■ TASK TO CARRY OUT
Output all the entries word for word. Omit the pictures.

Dataset excerpt:

· · ·

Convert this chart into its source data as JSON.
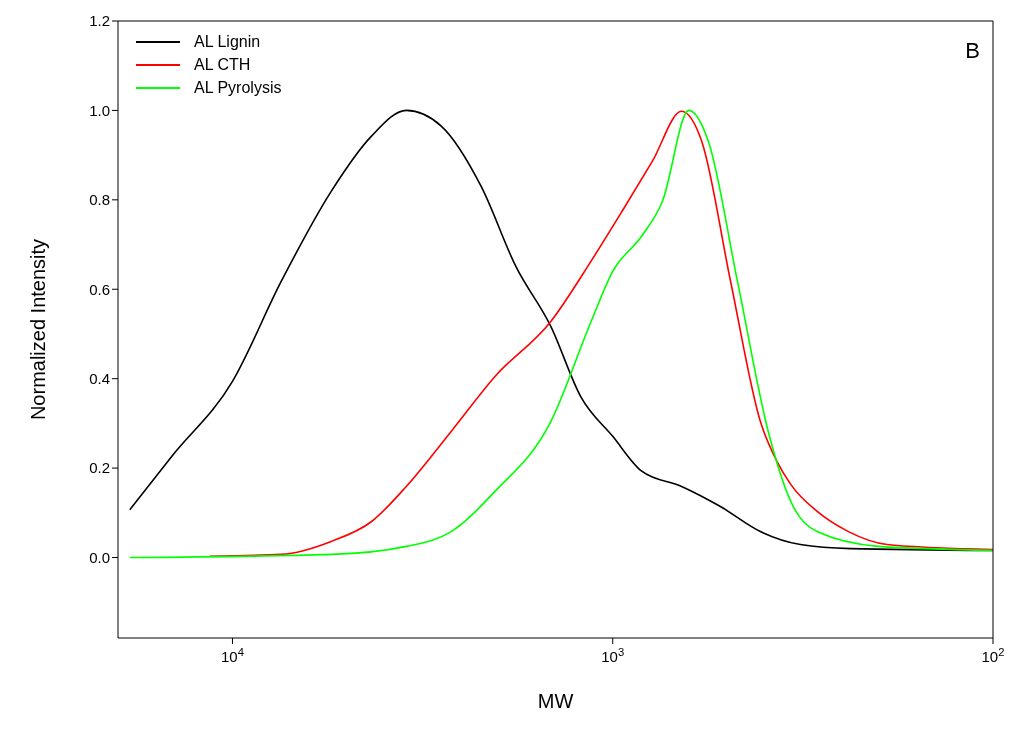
{
  "chart_data": {
    "type": "line",
    "xlabel": "MW",
    "ylabel": "Normalized Intensity",
    "log": "x",
    "xlim": [
      20000,
      100
    ],
    "xticks": [
      {
        "value": 10000,
        "label": "10$^{4}$"
      },
      {
        "value": 1000,
        "label": "10$^{3}$"
      },
      {
        "value": 100,
        "label": "10$^{2}$"
      }
    ],
    "ylim": [
      -0.18,
      1.2
    ],
    "yticks": [
      {
        "value": 0,
        "label": "0.0"
      },
      {
        "value": 0.2,
        "label": "0.2"
      },
      {
        "value": 0.4,
        "label": "0.4"
      },
      {
        "value": 0.6,
        "label": "0.6"
      },
      {
        "value": 0.8,
        "label": "0.8"
      },
      {
        "value": 1,
        "label": "1.0"
      },
      {
        "value": 1.2,
        "label": "1.2"
      }
    ],
    "grid": false,
    "legend": "top left",
    "marker": "none",
    "line_style": "solid",
    "annotations": [
      "B"
    ],
    "series": [
      {
        "name": "AL Lignin",
        "color": "#000000",
        "x": [
          18620,
          14450,
          10000,
          7440,
          5500,
          4315,
          3490,
          2825,
          2218,
          1798,
          1455,
          1214,
          1000,
          839,
          659,
          521,
          409,
          321,
          237,
          100
        ],
        "values": [
          0.107,
          0.226,
          0.394,
          0.618,
          0.819,
          0.942,
          1.0,
          0.965,
          0.83,
          0.651,
          0.517,
          0.36,
          0.271,
          0.193,
          0.159,
          0.114,
          0.058,
          0.029,
          0.02,
          0.016
        ]
      },
      {
        "name": "AL CTH",
        "color": "#ff0000",
        "x": [
          11490,
          7440,
          5500,
          4315,
          3490,
          2660,
          2040,
          1455,
          1140,
          944,
          787,
          659,
          583,
          490,
          409,
          370,
          340,
          290,
          240,
          190,
          140,
          100
        ],
        "values": [
          0.003,
          0.007,
          0.036,
          0.08,
          0.159,
          0.282,
          0.405,
          0.528,
          0.663,
          0.775,
          0.886,
          0.998,
          0.93,
          0.618,
          0.304,
          0.215,
          0.163,
          0.103,
          0.058,
          0.029,
          0.022,
          0.018
        ]
      },
      {
        "name": "AL Pyrolysis",
        "color": "#00ff00",
        "x": [
          18620,
          5500,
          3490,
          2660,
          2040,
          1455,
          1140,
          1000,
          839,
          740,
          631,
          560,
          470,
          390,
          340,
          290,
          200,
          100
        ],
        "values": [
          0.0,
          0.007,
          0.025,
          0.058,
          0.148,
          0.304,
          0.528,
          0.64,
          0.719,
          0.797,
          1.0,
          0.93,
          0.618,
          0.282,
          0.125,
          0.058,
          0.025,
          0.016
        ]
      }
    ]
  }
}
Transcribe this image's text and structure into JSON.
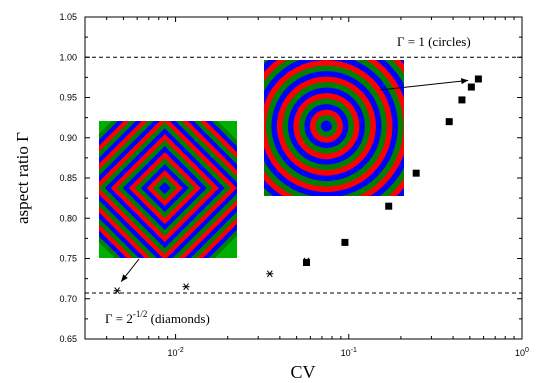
{
  "chart_data": {
    "type": "scatter",
    "xlabel": "CV",
    "ylabel": "aspect  ratio  Γ",
    "xscale": "log",
    "xlim": [
      0.003,
      1.0
    ],
    "ylim": [
      0.65,
      1.05
    ],
    "grid": false,
    "x_tick_labels": [
      {
        "value": 0.01,
        "base": "10",
        "exp": "-2"
      },
      {
        "value": 0.1,
        "base": "10",
        "exp": "-1"
      },
      {
        "value": 1,
        "base": "10",
        "exp": "0"
      }
    ],
    "y_ticks": [
      0.65,
      0.7,
      0.75,
      0.8,
      0.85,
      0.9,
      0.95,
      1.0,
      1.05
    ],
    "y_tick_labels": [
      "0.65",
      "0.70",
      "0.75",
      "0.80",
      "0.85",
      "0.90",
      "0.95",
      "1.00",
      "1.05"
    ],
    "reference_lines": [
      {
        "y": 1.0,
        "style": "dashed",
        "label_base": "Γ = 1 (circles)",
        "label_exp": ""
      },
      {
        "y": 0.7071,
        "style": "dashed",
        "label_base": "Γ = 2",
        "label_exp": "-1/2",
        "label_suffix": " (diamonds)"
      }
    ],
    "series": [
      {
        "marker": "asterisk",
        "x": [
          0.0046,
          0.0115,
          0.035,
          0.057
        ],
        "y": [
          0.71,
          0.715,
          0.731,
          0.747
        ]
      },
      {
        "marker": "square",
        "x": [
          0.057,
          0.095,
          0.17,
          0.245,
          0.38,
          0.45,
          0.51,
          0.56
        ],
        "y": [
          0.745,
          0.77,
          0.815,
          0.856,
          0.92,
          0.947,
          0.963,
          0.973
        ]
      }
    ],
    "insets": [
      {
        "depicts": "diamond pattern",
        "shape": "diamond",
        "center_x": 0.00866,
        "center_y": 0.8375,
        "arrow_to": [
          0.0046,
          0.71
        ]
      },
      {
        "depicts": "circle pattern",
        "shape": "circle",
        "center_x": 0.0743,
        "center_y": 0.9145,
        "arrow_to": [
          0.53,
          0.97
        ]
      }
    ],
    "colors": {
      "ring_cycle": [
        "#008000",
        "#0000ff",
        "#ff0000"
      ],
      "axis": "#000000",
      "marker": "#000000"
    }
  }
}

· · ·

■ RESPONSE
Convert this chart into its source data as JSON.
{
  "chart_data": {
    "type": "line",
    "xlabel": "MW",
    "ylabel": "Normalized Intensity",
    "log": "x",
    "xlim": [
      20000,
      100
    ],
    "xticks": [
      {
        "value": 10000,
        "label": "10$^{4}$"
      },
      {
        "value": 1000,
        "label": "10$^{3}$"
      },
      {
        "value": 100,
        "label": "10$^{2}$"
      }
    ],
    "ylim": [
      -0.18,
      1.2
    ],
    "yticks": [
      {
        "value": 0,
        "label": "0.0"
      },
      {
        "value": 0.2,
        "label": "0.2"
      },
      {
        "value": 0.4,
        "label": "0.4"
      },
      {
        "value": 0.6,
        "label": "0.6"
      },
      {
        "value": 0.8,
        "label": "0.8"
      },
      {
        "value": 1,
        "label": "1.0"
      },
      {
        "value": 1.2,
        "label": "1.2"
      }
    ],
    "grid": false,
    "legend": "top left",
    "marker": "none",
    "line_style": "solid",
    "annotations": [
      "B"
    ],
    "series": [
      {
        "name": "AL Lignin",
        "color": "#000000",
        "x": [
          18620,
          14450,
          10000,
          7440,
          5500,
          4315,
          3490,
          2825,
          2218,
          1798,
          1455,
          1214,
          1000,
          839,
          659,
          521,
          409,
          321,
          237,
          100
        ],
        "values": [
          0.107,
          0.226,
          0.394,
          0.618,
          0.819,
          0.942,
          1.0,
          0.965,
          0.83,
          0.651,
          0.517,
          0.36,
          0.271,
          0.193,
          0.159,
          0.114,
          0.058,
          0.029,
          0.02,
          0.016
        ]
      },
      {
        "name": "AL CTH",
        "color": "#ff0000",
        "x": [
          11490,
          7440,
          5500,
          4315,
          3490,
          2660,
          2040,
          1455,
          1140,
          944,
          787,
          659,
          583,
          490,
          409,
          370,
          340,
          290,
          240,
          190,
          140,
          100
        ],
        "values": [
          0.003,
          0.007,
          0.036,
          0.08,
          0.159,
          0.282,
          0.405,
          0.528,
          0.663,
          0.775,
          0.886,
          0.998,
          0.93,
          0.618,
          0.304,
          0.215,
          0.163,
          0.103,
          0.058,
          0.029,
          0.022,
          0.018
        ]
      },
      {
        "name": "AL Pyrolysis",
        "color": "#00ff00",
        "x": [
          18620,
          5500,
          3490,
          2660,
          2040,
          1455,
          1140,
          1000,
          839,
          740,
          631,
          560,
          470,
          390,
          340,
          290,
          200,
          100
        ],
        "values": [
          0.0,
          0.007,
          0.025,
          0.058,
          0.148,
          0.304,
          0.528,
          0.64,
          0.719,
          0.797,
          1.0,
          0.93,
          0.618,
          0.282,
          0.125,
          0.058,
          0.025,
          0.016
        ]
      }
    ]
  }
}
Transcribe this image's text and structure into JSON.
{
  "chart_data": {
    "type": "scatter",
    "xlabel": "CV",
    "ylabel": "aspect  ratio  Γ",
    "xscale": "log",
    "xlim": [
      0.003,
      1.0
    ],
    "ylim": [
      0.65,
      1.05
    ],
    "grid": false,
    "x_tick_labels": [
      {
        "value": 0.01,
        "base": "10",
        "exp": "-2"
      },
      {
        "value": 0.1,
        "base": "10",
        "exp": "-1"
      },
      {
        "value": 1,
        "base": "10",
        "exp": "0"
      }
    ],
    "y_ticks": [
      0.65,
      0.7,
      0.75,
      0.8,
      0.85,
      0.9,
      0.95,
      1.0,
      1.05
    ],
    "y_tick_labels": [
      "0.65",
      "0.70",
      "0.75",
      "0.80",
      "0.85",
      "0.90",
      "0.95",
      "1.00",
      "1.05"
    ],
    "reference_lines": [
      {
        "y": 1.0,
        "style": "dashed",
        "label_base": "Γ = 1 (circles)",
        "label_exp": ""
      },
      {
        "y": 0.7071,
        "style": "dashed",
        "label_base": "Γ = 2",
        "label_exp": "-1/2",
        "label_suffix": " (diamonds)"
      }
    ],
    "series": [
      {
        "marker": "asterisk",
        "x": [
          0.0046,
          0.0115,
          0.035,
          0.057
        ],
        "y": [
          0.71,
          0.715,
          0.731,
          0.747
        ]
      },
      {
        "marker": "square",
        "x": [
          0.057,
          0.095,
          0.17,
          0.245,
          0.38,
          0.45,
          0.51,
          0.56
        ],
        "y": [
          0.745,
          0.77,
          0.815,
          0.856,
          0.92,
          0.947,
          0.963,
          0.973
        ]
      }
    ],
    "insets": [
      {
        "depicts": "diamond pattern",
        "shape": "diamond",
        "center_x": 0.00866,
        "center_y": 0.8375,
        "arrow_to": [
          0.0046,
          0.71
        ]
      },
      {
        "depicts": "circle pattern",
        "shape": "circle",
        "center_x": 0.0743,
        "center_y": 0.9145,
        "arrow_to": [
          0.53,
          0.97
        ]
      }
    ],
    "colors": {
      "ring_cycle": [
        "#008000",
        "#0000ff",
        "#ff0000"
      ],
      "axis": "#000000",
      "marker": "#000000"
    }
  }
}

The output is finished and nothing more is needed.